EXERCISE DESCRIPTION: Among the lines of these entries, how many hold the word "Planke"? State only the number.

RECORD SET:
_____
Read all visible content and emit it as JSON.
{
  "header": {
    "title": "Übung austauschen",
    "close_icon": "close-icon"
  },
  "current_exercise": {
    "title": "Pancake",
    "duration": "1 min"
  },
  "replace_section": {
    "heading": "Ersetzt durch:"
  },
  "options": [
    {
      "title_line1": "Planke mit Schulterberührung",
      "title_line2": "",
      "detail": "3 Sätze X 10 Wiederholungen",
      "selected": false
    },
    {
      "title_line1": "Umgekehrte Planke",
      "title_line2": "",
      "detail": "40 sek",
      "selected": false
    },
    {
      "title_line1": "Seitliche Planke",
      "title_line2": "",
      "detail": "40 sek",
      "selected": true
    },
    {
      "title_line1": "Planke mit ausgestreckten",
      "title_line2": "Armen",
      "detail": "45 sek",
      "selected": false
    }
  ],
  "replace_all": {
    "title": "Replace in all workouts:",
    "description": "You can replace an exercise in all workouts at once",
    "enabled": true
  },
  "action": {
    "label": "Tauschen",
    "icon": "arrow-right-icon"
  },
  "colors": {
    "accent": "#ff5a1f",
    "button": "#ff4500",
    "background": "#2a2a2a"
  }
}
_____
COMPLETE OUTPUT: 4